● **Directions**: Select all lines in the records that include "למעלה".

● **Extracted material**:
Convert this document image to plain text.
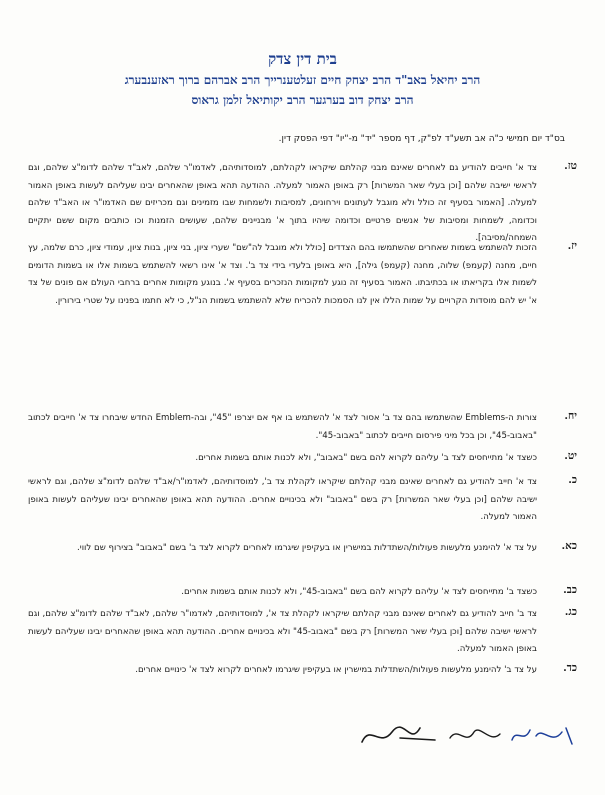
בית דין צדק
הרב יחיאל באב"ד הרב יצחק חיים זעלטענרייך הרב אברהם ברוך ראזענבערג
הרב יצחק דוב בערגער הרב יקותיאל זלמן גראוס
בס"ד יום חמישי כ"ה אב תשע"ד לפ"ק, דף מספר "יד" מ-"יו" דפי הפסק דין.
טז.
צד א' חייבים להודיע גם לאחרים שאינם מבני קהלתם שיקראו לקהלתם, למוסדותיהם, לאדמו"ר שלהם, לאב"ד שלהם לדומ"צ שלהם, וגם לראשי ישיבה שלהם [וכן בעלי שאר המשרות] רק באופן האמור למעלה. ההודעה תהא באופן שהאחרים יבינו שעליהם לעשות באופן האמור למעלה. [האמור בסעיף זה כולל ולא מוגבל לעתונים וירחונים, למסיבות ולשמחות שבו מזמינים וגם מכריזים שם האדמו"ר או האב"ד שלהם וכדומה, לשמחות ומסיבות של אנשים פרטיים וכדומה שיהיו בתוך א' מבניינים שלהם, שעושים הזמנות וכו כותבים מקום ששם יתקיים השמחה/מסיבה].
יז.
הזכות להשתמש בשמות שאחרים שהשתמשו בהם הצדדים [כולל ולא מוגבל לה"שם" שערי ציון, בני ציון, בנות ציון, עמודי ציון, כרם שלמה, עץ חיים, מחנה (קעמפ) שלוה, מחנה (קעמפ) גילה], היא באופן בלעדי בידי צד ב'. וצד א' אינו רשאי להשתמש בשמות אלו או בשמות הדומים לשמות אלו בקריאתו או בכתיבתו. האמור בסעיף זה נוגע למקומות הנזכרים בסעיף א'. בנוגע מקומות אחרים ברחבי העולם אם פונים של צד א' יש להם מוסדות הקרויים על שמות הללו אין לנו הסמכות להכריח שלא להשתמש בשמות הנ"ל, כי לא חתמו בפנינו על שטרי בירורין.
יח.
צורות ה-Emblems שהשתמשו בהם צד ב' אסור לצד א' להשתמש בו אף אם יצרפו "45", ובה-Emblem החדש שיבחרו צד א' חייבים לכתוב "באבוב-45", וכן בכל מיני פירסום חייבים לכתוב "באבוב-45".
יט.
כשצד א' מתייחסים לצד ב' עליהם לקרוא להם בשם "באבוב", ולא לכנות אותם בשמות אחרים.
כ.
צד א' חייב להודיע גם לאחרים שאינם מבני קהלתם שיקראו לקהלת צד ב', למוסדותיהם, לאדמו"ר/אב"ד שלהם לדומ"צ שלהם, וגם לראשי ישיבה שלהם [וכן בעלי שאר המשרות] רק בשם "באבוב" ולא בכינויים אחרים. ההודעה תהא באופן שהאחרים יבינו שעליהם לעשות באופן האמור למעלה.
כא.
על צד א' להימנע מלעשות פעולות/השתדלות במישרין או בעקיפין שיגרמו לאחרים לקרוא לצד ב' בשם "באבוב" בצירוף שם לווי.
כב.
כשצד ב' מתייחסים לצד א' עליהם לקרוא להם בשם "באבוב-45", ולא לכנות אותם בשמות אחרים.
כג.
צד ב' חייב להודיע גם לאחרים שאינם מבני קהלתם שיקראו לקהלת צד א', למוסדותיהם, לאדמו"ר שלהם, לאב"ד שלהם לדומ"צ שלהם, וגם לראשי ישיבה שלהם [וכן בעלי שאר המשרות] רק בשם "באבוב-45" ולא בכינויים אחרים. ההודעה תהא באופן שהאחרים יבינו שעליהם לעשות באופן האמור למעלה.
כד.
על צד ב' להימנע מלעשות פעולות/השתדלות במישרין או בעקיפין שיגרמו לאחרים לקרוא לצד א' כינויים אחרים.
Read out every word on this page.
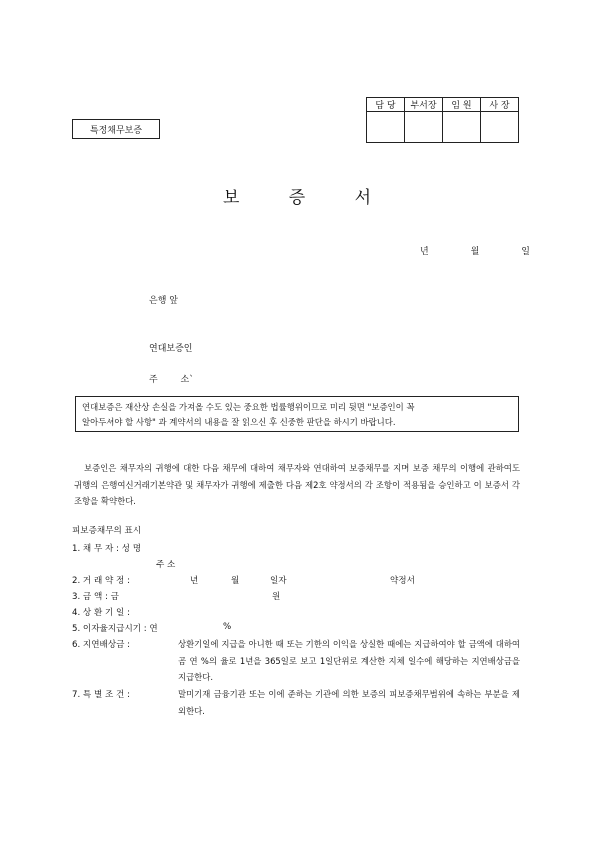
담 당	부서장	임 원	사 장

특정채무보증
보 증 서
년	월	일
은행 앞
연대보증인
주 소`
연대보증은 재산상 손실을 가져올 수도 있는 중요한 법률행위이므로 미리 뒷면 "보증인이 꼭
알아두셔야 할 사항" 과 계약서의 내용을 잘 읽으신 후 신중한 판단을 하시기 바랍니다.
보증인은 채무자의 귀행에 대한 다음 채무에 대하여 채무자와 연대하여 보증채무를 지며 보증 채무의 이행에 관하여도 귀행의 은행여신거래기본약관 및 채무자가 귀행에 제출한 다음 제2호 약정서의 각 조항이 적용됨을 승인하고 이 보증서 각 조항을 확약한다.
피보증채무의 표시
1. 채 무 자 : 성 명
주 소
2. 거 래 약 정 :	년	월	일자	약정서
3. 금 액 : 금	원
4. 상 환 기 일 :
5. 이자율지급시기 : 연	%
6. 지연배상금 :	상환기일에 지급을 아니한 때 또는 기한의 이익을 상실한 때에는 지급하여야 할 금액에 대하여 곰 연 %의 율로 1년을 365일로 보고 1일단위로 계산한 지체 일수에 해당하는 지연배상금을 지급한다.
7. 특 별 조 건 :	말미기재 금융기관 또는 이에 준하는 기관에 의한 보증의 피보증채무범위에 속하는 부분을 제외한다.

● **Answer to the exercise**:
צד א' חייבים להודיע גם לאחרים שאינם מבני קהלתם שיקראו לקהלתם, למוסדותיהם, לאדמו"ר שלהם, לאב"ד שלהם לדומ"צ שלהם, וגם לראשי ישיבה שלהם [וכן בעלי שאר המשרות] רק באופן האמור למעלה. ההודעה תהא באופן שהאחרים יבינו שעליהם לעשות באופן האמור למעלה. [האמור בסעיף זה כולל ולא מוגבל לעתונים וירחונים, למסיבות ולשמחות שבו מזמינים וגם מכריזים שם האדמו"ר או האב"ד שלהם וכדומה, לשמחות ומסיבות של אנשים פרטיים וכדומה שיהיו בתוך א' מבניינים שלהם, שעושים הזמנות וכו כותבים מקום ששם יתקיים השמחה/מסיבה].
צד א' חייב להודיע גם לאחרים שאינם מבני קהלתם שיקראו לקהלת צד ב', למוסדותיהם, לאדמו"ר/אב"ד שלהם לדומ"צ שלהם, וגם לראשי ישיבה שלהם [וכן בעלי שאר המשרות] רק בשם "באבוב" ולא בכינויים אחרים. ההודעה תהא באופן שהאחרים יבינו שעליהם לעשות באופן האמור למעלה.
צד ב' חייב להודיע גם לאחרים שאינם מבני קהלתם שיקראו לקהלת צד א', למוסדותיהם, לאדמו"ר שלהם, לאב"ד שלהם לדומ"צ שלהם, וגם לראשי ישיבה שלהם [וכן בעלי שאר המשרות] רק בשם "באבוב-45" ולא בכינויים אחרים. ההודעה תהא באופן שהאחרים יבינו שעליהם לעשות באופן האמור למעלה.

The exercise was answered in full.